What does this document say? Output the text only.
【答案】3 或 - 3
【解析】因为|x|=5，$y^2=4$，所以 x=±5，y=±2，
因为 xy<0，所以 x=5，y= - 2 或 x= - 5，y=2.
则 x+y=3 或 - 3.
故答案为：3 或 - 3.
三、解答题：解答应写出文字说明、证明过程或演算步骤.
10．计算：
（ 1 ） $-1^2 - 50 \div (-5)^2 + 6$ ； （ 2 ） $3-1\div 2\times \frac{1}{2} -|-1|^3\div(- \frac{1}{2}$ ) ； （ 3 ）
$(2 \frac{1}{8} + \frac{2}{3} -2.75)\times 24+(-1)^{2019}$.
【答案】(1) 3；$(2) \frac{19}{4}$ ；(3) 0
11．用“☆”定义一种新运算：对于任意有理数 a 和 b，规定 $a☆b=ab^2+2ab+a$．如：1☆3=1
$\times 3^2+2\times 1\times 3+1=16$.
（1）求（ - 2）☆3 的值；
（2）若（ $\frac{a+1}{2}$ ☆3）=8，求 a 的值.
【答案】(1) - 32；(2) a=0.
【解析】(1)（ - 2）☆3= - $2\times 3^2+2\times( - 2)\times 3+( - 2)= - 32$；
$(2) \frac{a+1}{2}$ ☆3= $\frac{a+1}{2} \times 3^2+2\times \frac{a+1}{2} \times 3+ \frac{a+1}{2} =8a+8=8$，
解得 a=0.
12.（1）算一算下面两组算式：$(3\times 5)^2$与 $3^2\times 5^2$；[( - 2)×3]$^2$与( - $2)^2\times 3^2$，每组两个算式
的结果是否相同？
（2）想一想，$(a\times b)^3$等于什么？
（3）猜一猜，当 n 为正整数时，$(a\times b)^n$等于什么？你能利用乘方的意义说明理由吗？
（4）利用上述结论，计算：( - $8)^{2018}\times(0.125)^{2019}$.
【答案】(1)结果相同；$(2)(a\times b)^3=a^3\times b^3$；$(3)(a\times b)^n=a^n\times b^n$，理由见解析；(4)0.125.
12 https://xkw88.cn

++++

*GIVEN INSTRUCTION:* Report how many lines of the preceding records include "frac". Output the number only.

*ANSWER IN FULL:* 5